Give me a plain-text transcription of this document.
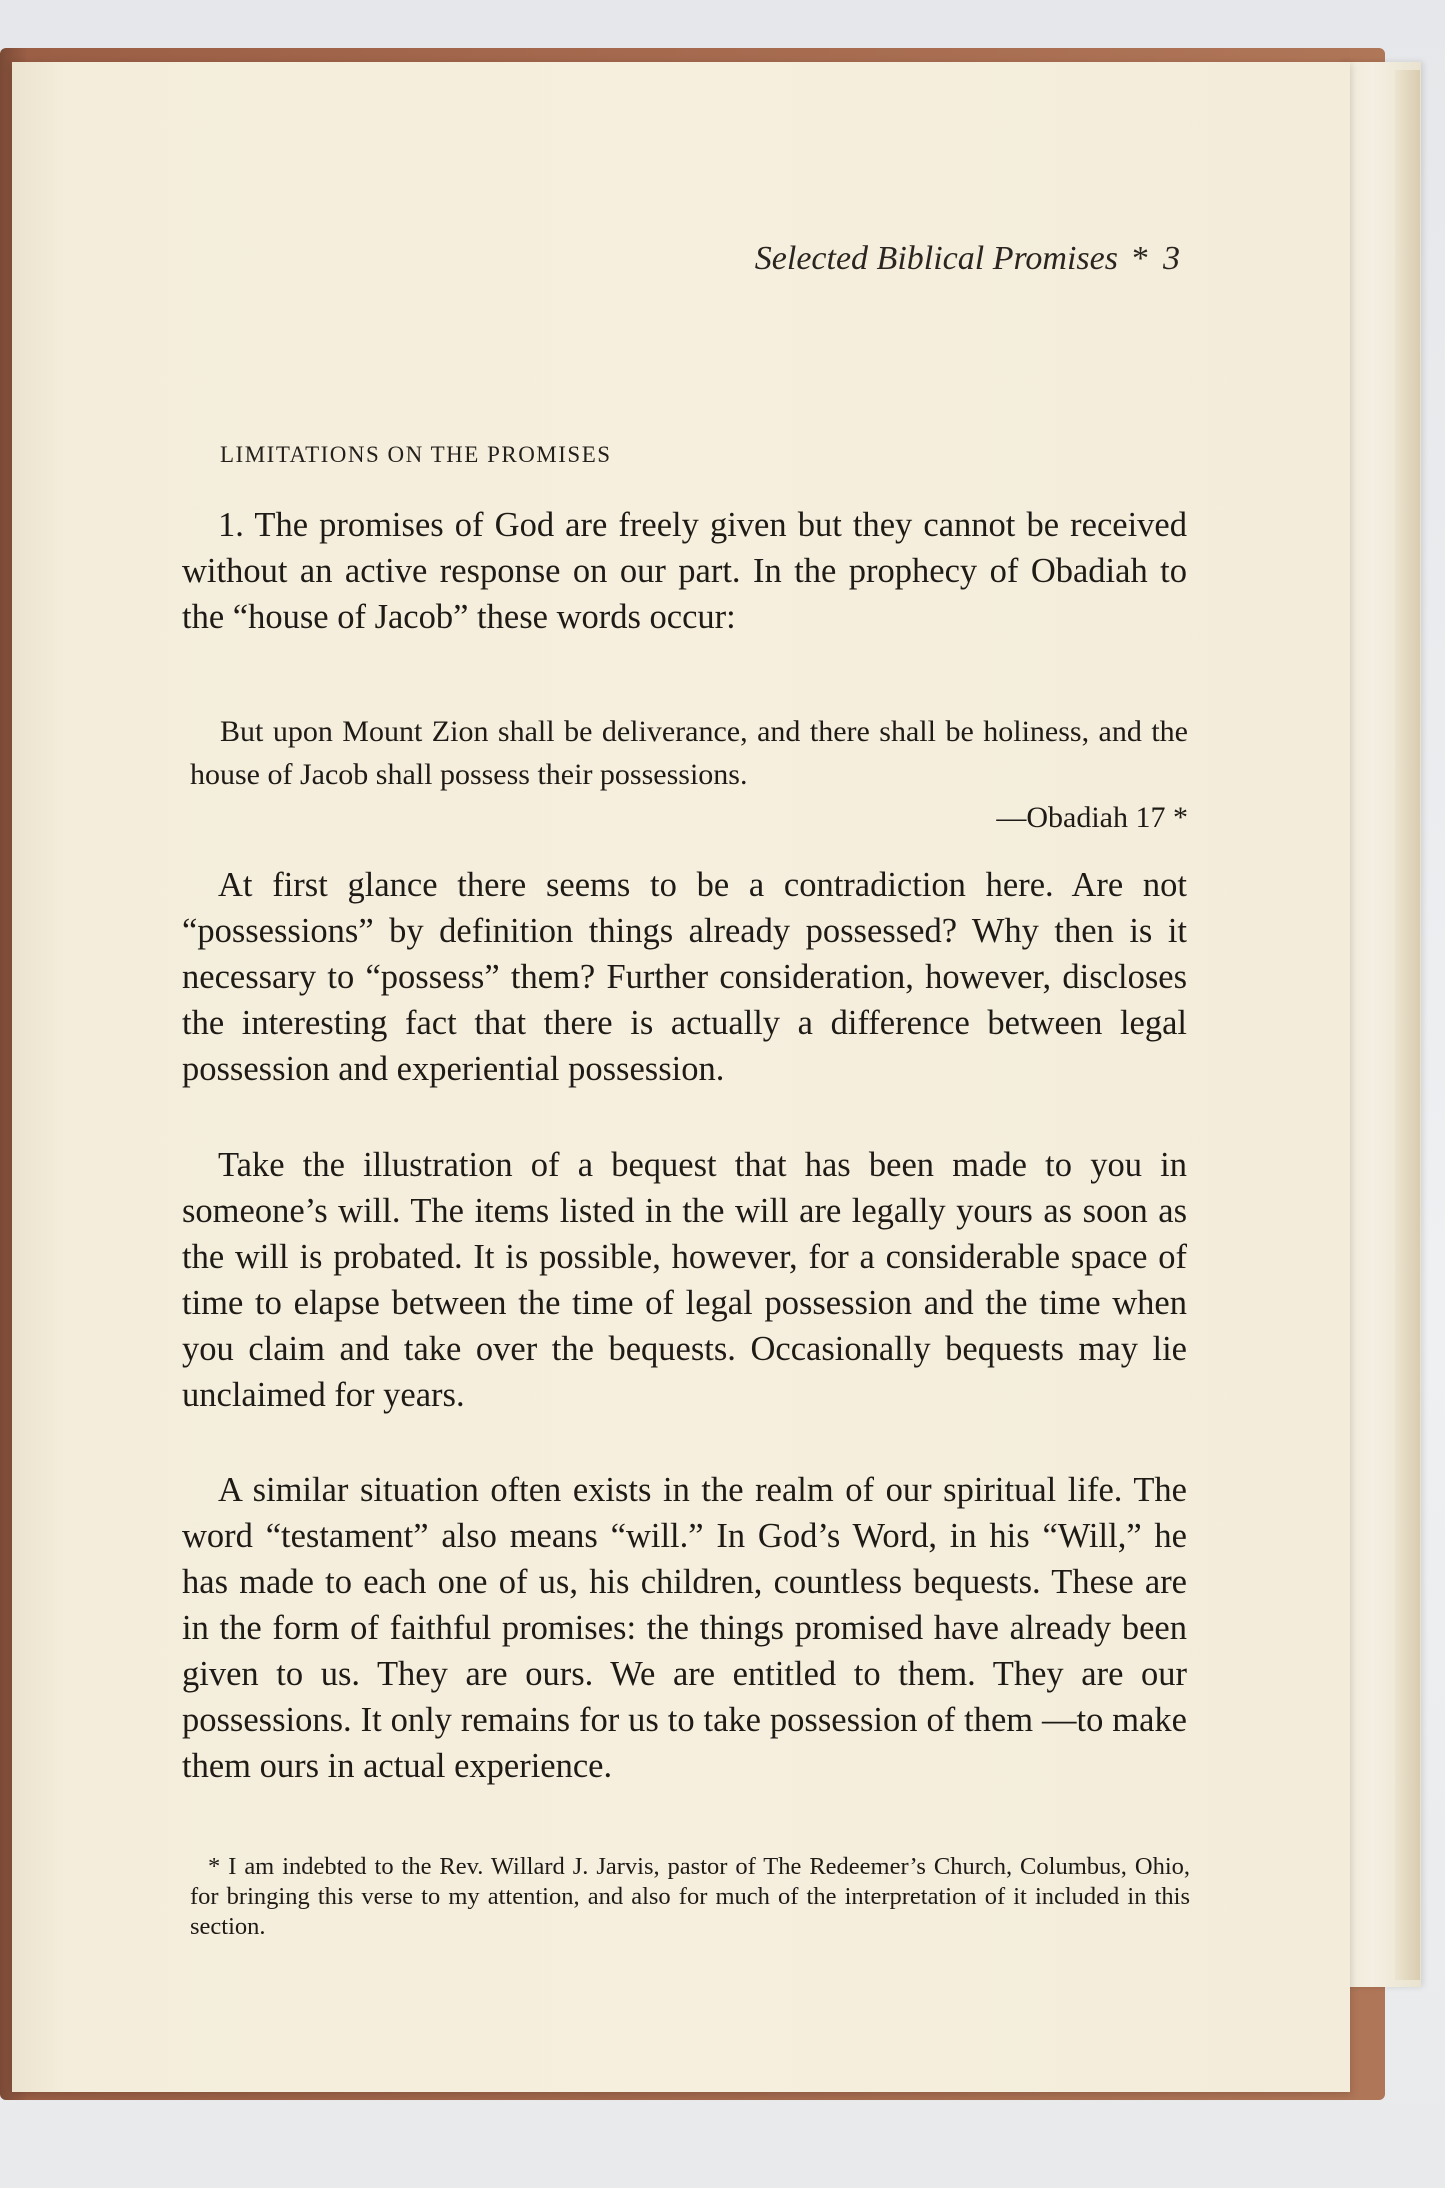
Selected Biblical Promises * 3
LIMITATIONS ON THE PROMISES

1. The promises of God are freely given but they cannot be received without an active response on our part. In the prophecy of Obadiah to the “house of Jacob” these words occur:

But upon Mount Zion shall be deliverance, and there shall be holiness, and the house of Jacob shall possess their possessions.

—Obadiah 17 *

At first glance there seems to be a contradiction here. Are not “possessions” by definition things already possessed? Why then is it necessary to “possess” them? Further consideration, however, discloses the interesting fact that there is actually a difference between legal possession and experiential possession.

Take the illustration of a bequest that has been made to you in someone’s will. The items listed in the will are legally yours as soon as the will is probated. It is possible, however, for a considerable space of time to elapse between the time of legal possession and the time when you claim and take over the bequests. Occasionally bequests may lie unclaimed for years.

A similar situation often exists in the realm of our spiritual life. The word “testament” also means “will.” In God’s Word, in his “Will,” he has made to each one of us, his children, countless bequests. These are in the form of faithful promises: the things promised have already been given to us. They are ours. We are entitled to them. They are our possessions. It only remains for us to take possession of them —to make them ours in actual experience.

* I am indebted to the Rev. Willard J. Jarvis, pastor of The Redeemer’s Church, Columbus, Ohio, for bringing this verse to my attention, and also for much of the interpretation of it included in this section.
==
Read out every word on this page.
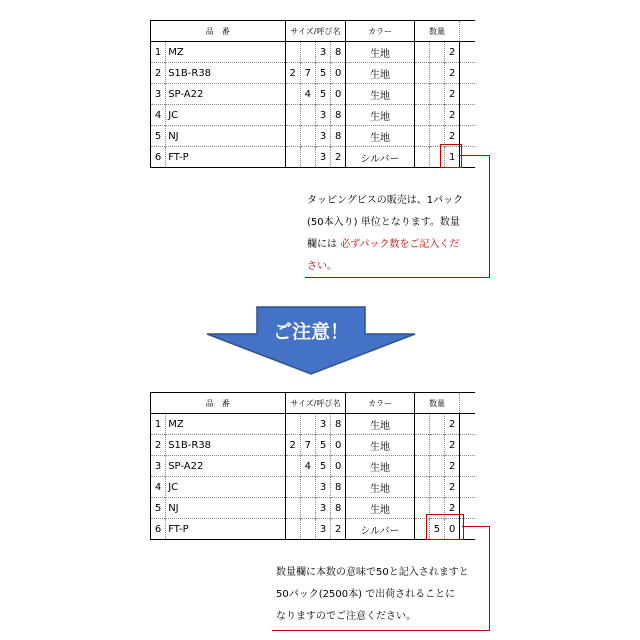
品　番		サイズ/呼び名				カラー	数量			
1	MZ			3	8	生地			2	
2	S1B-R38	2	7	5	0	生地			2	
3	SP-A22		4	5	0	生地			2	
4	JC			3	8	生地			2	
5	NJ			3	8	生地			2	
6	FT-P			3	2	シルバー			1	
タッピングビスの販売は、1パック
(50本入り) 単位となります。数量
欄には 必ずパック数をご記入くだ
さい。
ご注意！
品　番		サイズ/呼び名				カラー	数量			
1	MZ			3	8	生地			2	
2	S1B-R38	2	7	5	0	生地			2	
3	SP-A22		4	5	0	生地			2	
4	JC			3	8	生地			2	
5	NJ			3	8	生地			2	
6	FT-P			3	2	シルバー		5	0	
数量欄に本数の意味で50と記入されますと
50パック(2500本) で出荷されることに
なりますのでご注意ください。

* Exercise *
From the material given, work out how many lines hold the string "this"; state that number and nothing further.

* Result *
3